DATA IN THIS EXERCISE:
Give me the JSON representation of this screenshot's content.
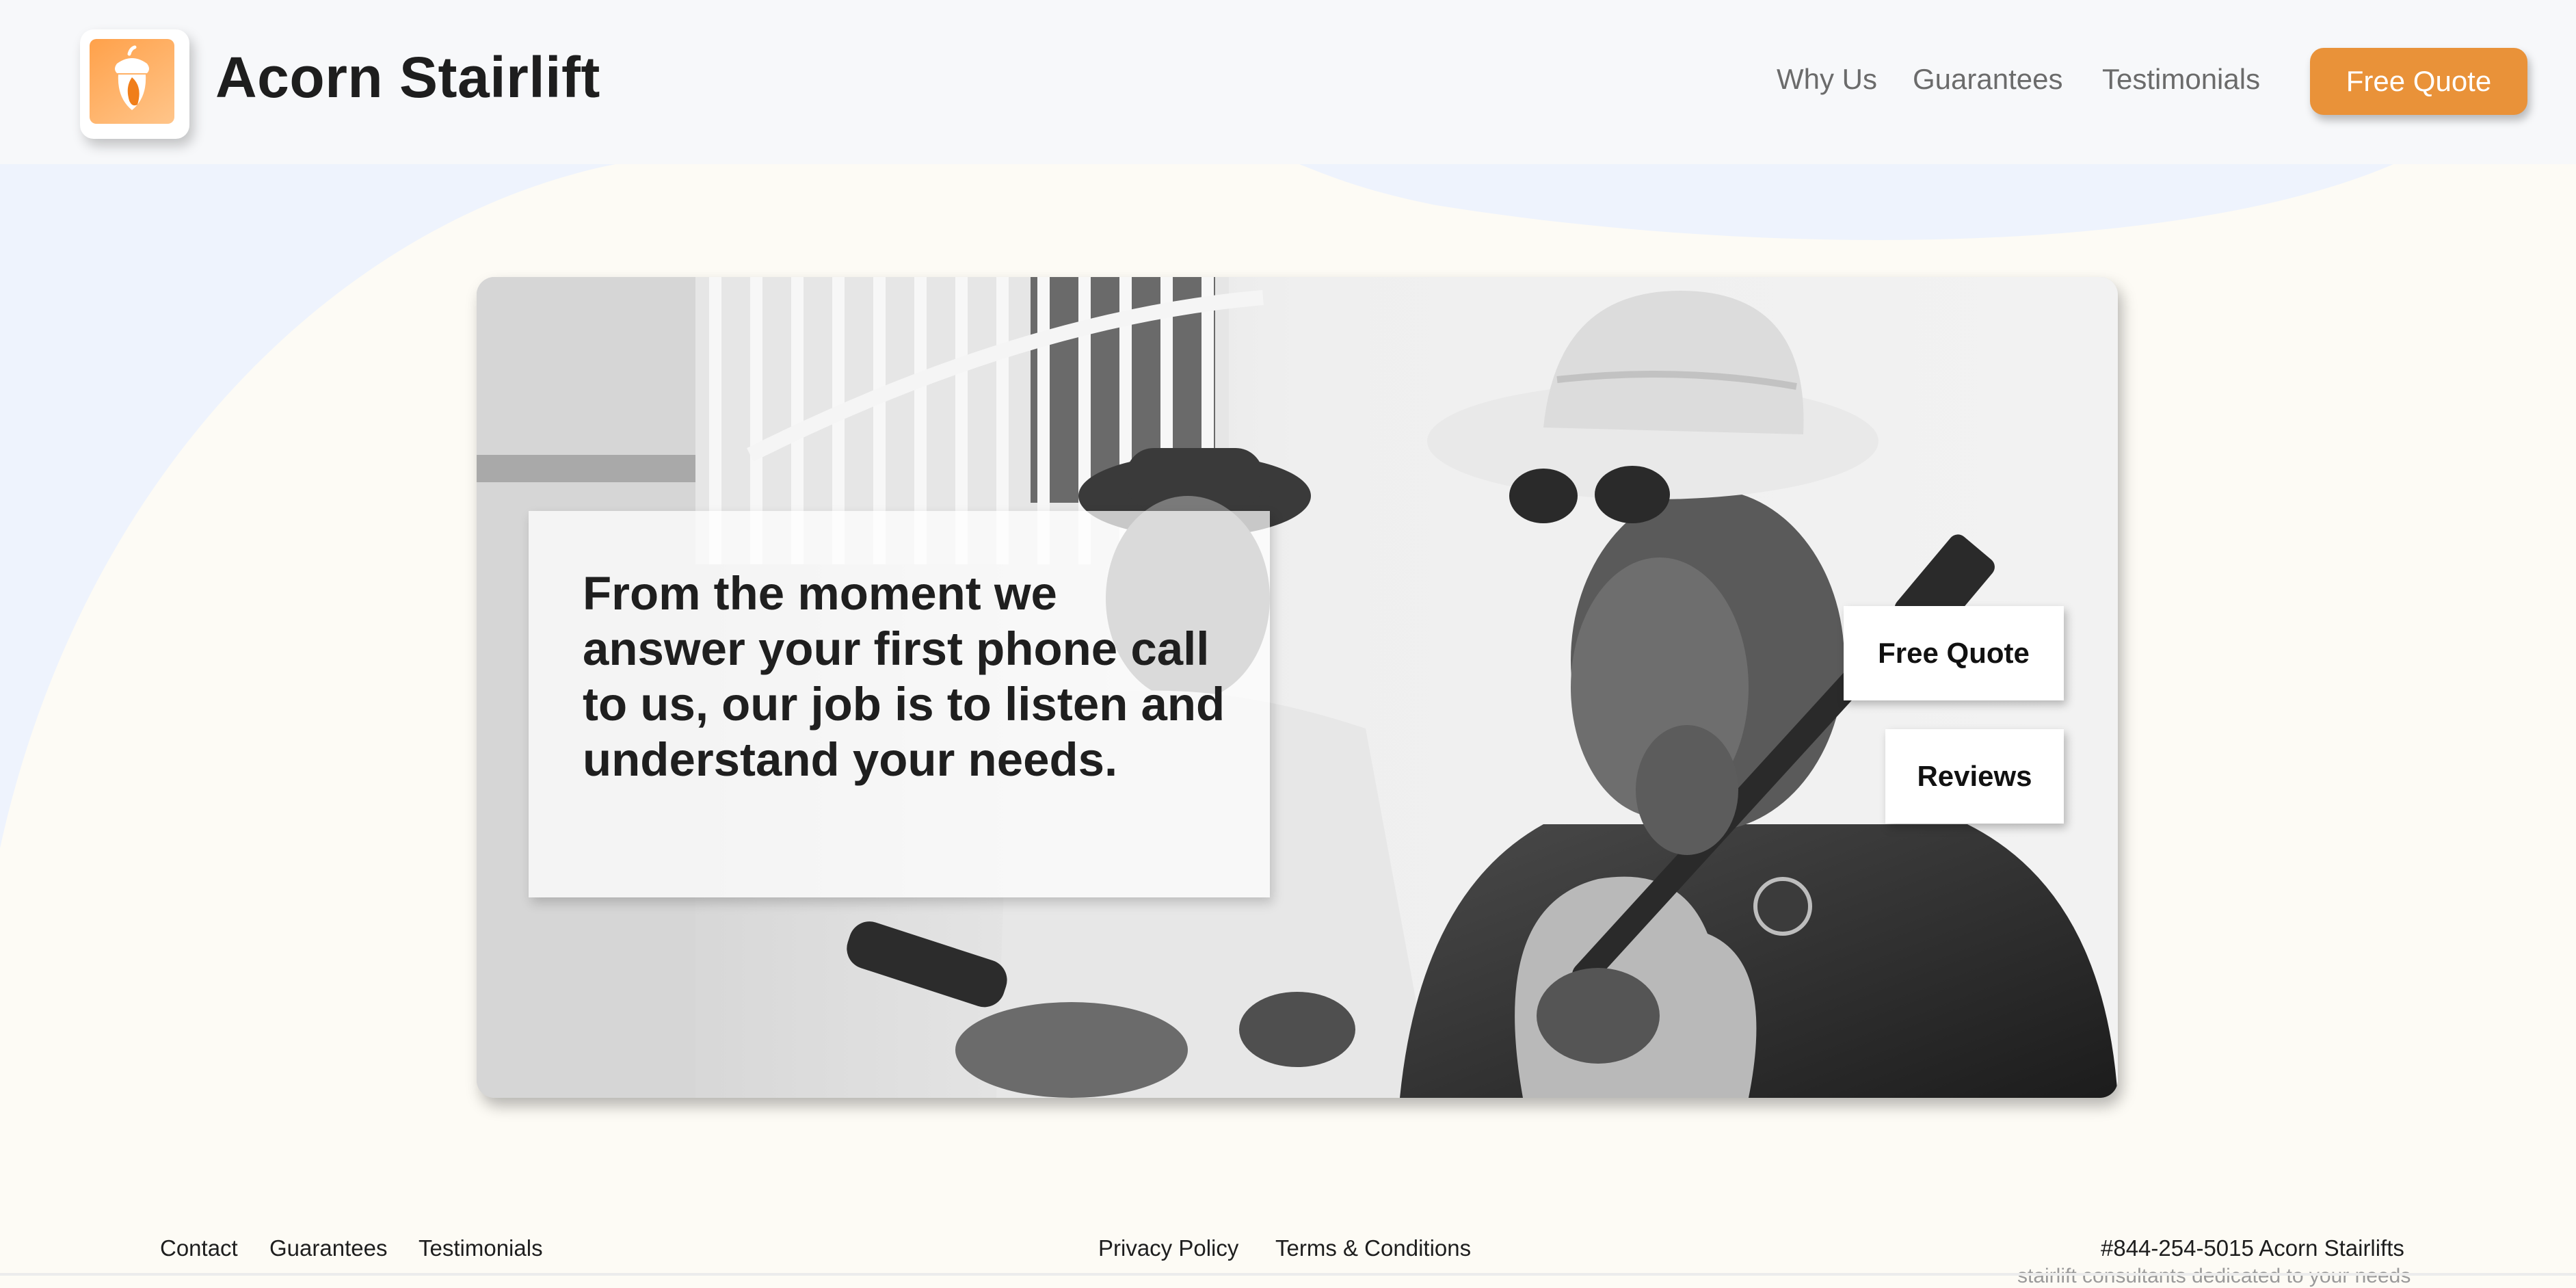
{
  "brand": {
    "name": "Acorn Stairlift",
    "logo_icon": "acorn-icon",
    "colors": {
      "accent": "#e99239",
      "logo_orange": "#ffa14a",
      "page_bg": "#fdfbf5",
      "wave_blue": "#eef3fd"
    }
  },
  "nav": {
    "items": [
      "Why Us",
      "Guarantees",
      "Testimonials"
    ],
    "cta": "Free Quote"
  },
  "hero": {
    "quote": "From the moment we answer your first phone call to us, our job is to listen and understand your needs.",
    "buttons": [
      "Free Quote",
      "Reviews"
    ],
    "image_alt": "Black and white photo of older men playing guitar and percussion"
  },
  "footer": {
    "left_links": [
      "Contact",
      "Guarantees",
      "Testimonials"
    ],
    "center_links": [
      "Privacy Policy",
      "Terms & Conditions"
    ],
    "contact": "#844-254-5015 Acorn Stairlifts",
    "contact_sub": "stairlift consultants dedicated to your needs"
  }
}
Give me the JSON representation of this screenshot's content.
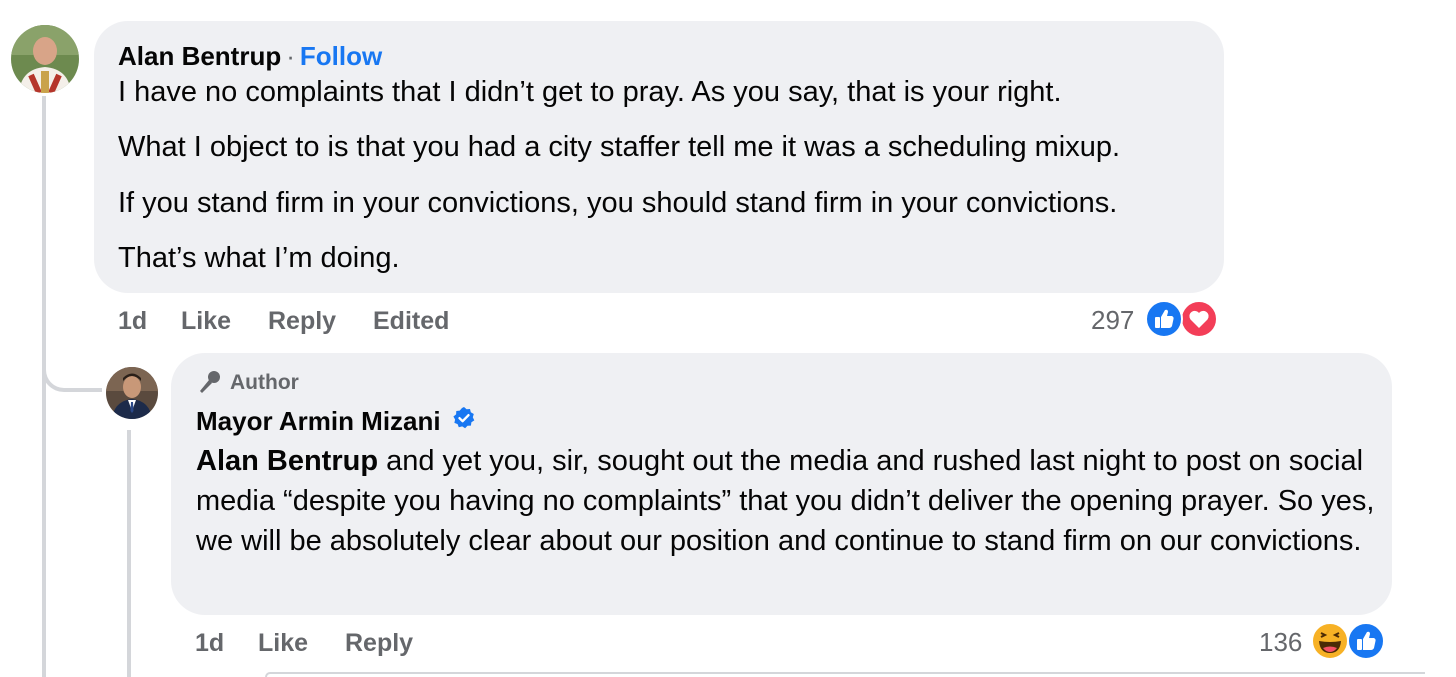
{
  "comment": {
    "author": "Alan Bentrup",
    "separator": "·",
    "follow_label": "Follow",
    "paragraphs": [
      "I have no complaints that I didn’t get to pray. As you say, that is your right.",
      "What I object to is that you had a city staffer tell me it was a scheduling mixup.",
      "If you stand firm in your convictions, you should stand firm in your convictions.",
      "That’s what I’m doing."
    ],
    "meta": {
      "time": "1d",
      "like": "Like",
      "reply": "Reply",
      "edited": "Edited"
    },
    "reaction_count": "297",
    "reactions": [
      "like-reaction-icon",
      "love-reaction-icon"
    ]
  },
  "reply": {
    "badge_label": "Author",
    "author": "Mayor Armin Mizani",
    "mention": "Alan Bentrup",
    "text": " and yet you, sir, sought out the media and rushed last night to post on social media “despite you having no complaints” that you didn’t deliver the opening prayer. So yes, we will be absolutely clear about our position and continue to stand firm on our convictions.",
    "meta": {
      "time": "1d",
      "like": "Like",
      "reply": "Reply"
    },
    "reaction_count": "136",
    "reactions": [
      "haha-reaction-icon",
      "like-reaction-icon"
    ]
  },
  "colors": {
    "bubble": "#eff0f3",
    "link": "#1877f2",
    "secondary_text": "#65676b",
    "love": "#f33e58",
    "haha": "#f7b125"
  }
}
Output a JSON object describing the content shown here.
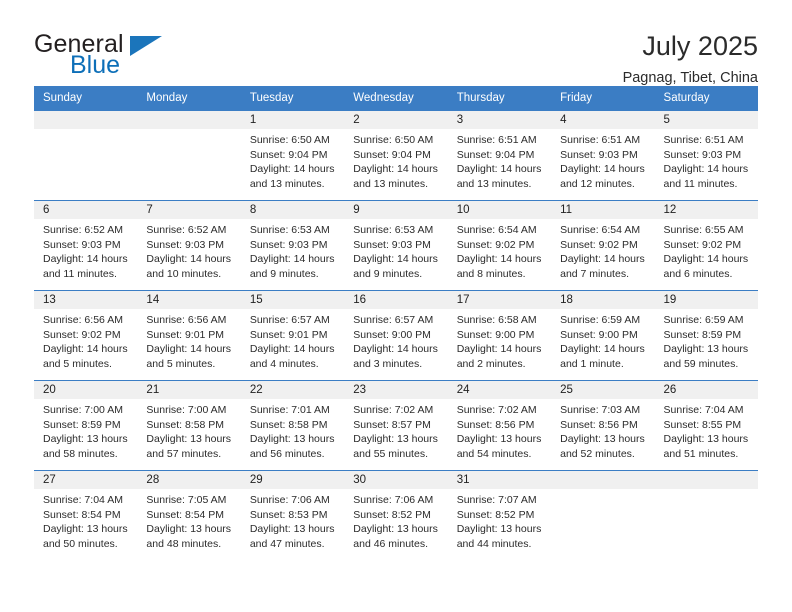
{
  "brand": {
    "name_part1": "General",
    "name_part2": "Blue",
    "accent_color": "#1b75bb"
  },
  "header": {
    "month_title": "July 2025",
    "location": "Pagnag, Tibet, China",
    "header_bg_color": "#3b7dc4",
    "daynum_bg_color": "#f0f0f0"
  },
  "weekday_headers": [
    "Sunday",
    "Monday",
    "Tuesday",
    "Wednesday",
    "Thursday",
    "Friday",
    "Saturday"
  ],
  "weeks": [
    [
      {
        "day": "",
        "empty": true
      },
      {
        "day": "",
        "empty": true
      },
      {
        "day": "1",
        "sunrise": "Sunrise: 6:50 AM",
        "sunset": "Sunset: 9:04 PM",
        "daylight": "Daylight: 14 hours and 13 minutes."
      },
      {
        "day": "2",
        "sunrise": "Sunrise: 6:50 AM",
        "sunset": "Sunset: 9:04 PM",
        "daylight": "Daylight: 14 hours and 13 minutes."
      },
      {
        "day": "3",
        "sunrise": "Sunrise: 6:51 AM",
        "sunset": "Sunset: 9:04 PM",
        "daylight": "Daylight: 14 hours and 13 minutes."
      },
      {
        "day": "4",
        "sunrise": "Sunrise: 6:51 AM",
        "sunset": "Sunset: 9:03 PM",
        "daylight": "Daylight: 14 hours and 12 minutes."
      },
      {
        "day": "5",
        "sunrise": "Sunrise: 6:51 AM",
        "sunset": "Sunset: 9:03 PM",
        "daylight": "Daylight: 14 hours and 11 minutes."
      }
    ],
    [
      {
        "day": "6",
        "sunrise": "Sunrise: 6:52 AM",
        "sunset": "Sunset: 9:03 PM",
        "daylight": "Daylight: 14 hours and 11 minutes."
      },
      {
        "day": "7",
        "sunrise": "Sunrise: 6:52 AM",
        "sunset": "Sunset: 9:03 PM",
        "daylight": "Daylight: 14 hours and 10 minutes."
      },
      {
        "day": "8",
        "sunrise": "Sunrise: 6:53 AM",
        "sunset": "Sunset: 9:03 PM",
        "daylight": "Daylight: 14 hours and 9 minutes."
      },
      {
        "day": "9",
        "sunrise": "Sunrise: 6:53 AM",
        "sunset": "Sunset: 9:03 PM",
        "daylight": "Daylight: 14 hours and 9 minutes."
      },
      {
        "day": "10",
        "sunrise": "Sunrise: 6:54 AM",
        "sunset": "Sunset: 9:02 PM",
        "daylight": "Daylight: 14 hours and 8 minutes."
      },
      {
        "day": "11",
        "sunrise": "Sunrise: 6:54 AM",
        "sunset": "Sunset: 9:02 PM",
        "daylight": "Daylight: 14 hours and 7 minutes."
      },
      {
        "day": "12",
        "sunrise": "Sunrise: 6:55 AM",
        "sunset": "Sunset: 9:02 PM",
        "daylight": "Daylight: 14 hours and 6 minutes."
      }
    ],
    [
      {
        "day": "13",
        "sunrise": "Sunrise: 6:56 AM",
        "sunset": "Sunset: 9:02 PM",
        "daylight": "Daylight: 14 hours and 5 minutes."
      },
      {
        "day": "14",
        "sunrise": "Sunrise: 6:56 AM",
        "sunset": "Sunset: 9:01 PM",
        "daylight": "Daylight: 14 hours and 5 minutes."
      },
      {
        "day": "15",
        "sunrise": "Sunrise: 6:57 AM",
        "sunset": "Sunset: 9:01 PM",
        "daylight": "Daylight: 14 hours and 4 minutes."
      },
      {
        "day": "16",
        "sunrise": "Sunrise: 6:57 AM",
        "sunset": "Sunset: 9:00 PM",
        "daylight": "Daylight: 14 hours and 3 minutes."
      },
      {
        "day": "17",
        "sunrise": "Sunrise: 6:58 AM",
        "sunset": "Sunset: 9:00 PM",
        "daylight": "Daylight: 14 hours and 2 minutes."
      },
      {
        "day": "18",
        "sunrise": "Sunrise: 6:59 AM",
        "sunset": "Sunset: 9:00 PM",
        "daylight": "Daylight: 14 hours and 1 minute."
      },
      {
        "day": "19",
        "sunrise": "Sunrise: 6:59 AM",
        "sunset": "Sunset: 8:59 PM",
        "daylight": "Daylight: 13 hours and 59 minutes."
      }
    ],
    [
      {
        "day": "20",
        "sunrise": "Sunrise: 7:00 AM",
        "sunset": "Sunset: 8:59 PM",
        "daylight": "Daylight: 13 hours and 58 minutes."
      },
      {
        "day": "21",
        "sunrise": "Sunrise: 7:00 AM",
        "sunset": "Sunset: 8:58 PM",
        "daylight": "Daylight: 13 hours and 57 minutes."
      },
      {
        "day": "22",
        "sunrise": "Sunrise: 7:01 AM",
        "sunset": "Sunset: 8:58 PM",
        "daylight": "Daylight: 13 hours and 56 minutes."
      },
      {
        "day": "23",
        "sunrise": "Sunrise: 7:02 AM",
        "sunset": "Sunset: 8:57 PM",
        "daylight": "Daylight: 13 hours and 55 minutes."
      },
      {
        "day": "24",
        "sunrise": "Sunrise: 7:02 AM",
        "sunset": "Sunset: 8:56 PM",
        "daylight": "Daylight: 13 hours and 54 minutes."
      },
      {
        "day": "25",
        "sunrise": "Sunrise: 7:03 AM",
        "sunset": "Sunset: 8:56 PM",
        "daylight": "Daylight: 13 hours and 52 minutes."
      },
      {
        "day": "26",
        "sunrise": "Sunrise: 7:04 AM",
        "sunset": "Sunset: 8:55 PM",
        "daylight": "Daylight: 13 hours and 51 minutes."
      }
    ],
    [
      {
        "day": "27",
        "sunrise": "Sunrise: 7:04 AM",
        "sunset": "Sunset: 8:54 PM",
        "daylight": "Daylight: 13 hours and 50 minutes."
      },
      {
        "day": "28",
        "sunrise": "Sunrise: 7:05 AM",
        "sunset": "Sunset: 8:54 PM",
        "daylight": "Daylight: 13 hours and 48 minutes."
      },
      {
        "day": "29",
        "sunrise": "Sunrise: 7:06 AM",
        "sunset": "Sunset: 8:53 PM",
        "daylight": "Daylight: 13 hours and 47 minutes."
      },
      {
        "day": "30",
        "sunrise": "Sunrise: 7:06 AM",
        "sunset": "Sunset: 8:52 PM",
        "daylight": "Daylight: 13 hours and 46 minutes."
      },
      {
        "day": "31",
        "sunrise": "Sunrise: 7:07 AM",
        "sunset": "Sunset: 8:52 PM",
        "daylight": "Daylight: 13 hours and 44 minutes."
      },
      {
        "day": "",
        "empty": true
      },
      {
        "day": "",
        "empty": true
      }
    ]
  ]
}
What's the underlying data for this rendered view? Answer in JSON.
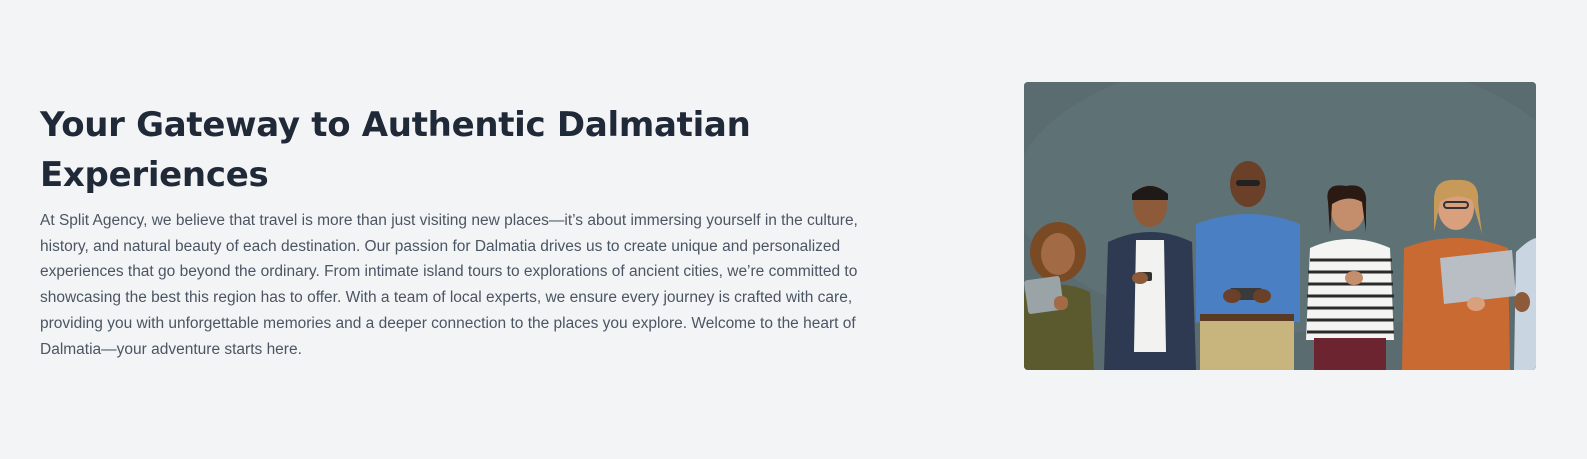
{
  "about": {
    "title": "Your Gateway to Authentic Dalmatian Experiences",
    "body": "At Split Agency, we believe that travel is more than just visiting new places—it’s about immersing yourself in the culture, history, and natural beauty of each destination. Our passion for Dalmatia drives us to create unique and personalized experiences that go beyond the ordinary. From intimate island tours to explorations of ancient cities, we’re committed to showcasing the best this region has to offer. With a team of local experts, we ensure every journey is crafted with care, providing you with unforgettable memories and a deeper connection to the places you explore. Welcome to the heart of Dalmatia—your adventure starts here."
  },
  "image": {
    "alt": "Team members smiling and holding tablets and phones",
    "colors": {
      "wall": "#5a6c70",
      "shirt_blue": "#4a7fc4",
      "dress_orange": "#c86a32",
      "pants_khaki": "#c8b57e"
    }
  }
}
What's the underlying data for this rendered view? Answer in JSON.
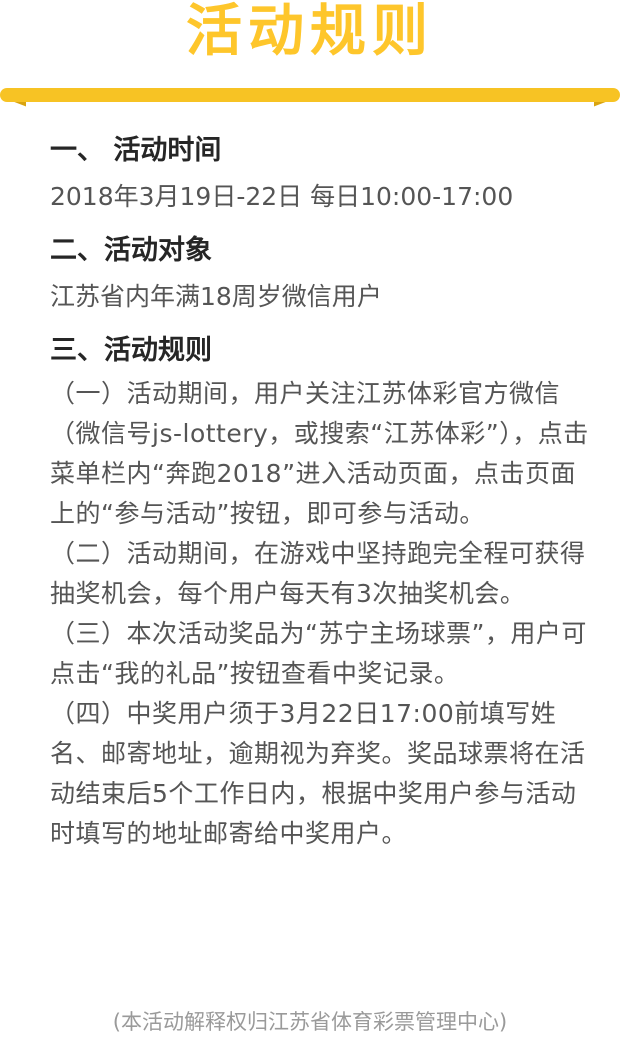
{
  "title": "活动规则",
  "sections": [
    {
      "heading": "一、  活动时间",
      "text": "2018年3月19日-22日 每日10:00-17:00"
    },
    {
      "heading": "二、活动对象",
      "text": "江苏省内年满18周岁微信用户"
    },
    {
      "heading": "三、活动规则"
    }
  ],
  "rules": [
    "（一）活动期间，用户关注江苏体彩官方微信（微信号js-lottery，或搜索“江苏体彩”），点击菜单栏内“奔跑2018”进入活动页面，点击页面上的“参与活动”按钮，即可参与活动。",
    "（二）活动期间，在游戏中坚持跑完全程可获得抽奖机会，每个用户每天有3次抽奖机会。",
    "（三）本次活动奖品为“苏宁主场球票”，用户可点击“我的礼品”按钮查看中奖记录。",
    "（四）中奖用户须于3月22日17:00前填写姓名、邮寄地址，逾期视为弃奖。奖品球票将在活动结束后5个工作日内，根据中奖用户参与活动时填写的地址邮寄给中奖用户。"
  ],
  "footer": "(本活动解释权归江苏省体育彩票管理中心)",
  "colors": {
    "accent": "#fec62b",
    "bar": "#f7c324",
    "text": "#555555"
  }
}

SET EXERCISE: State how many lines of the records above contain the word "complaints", giving only that number.

RESULT BELOW: 2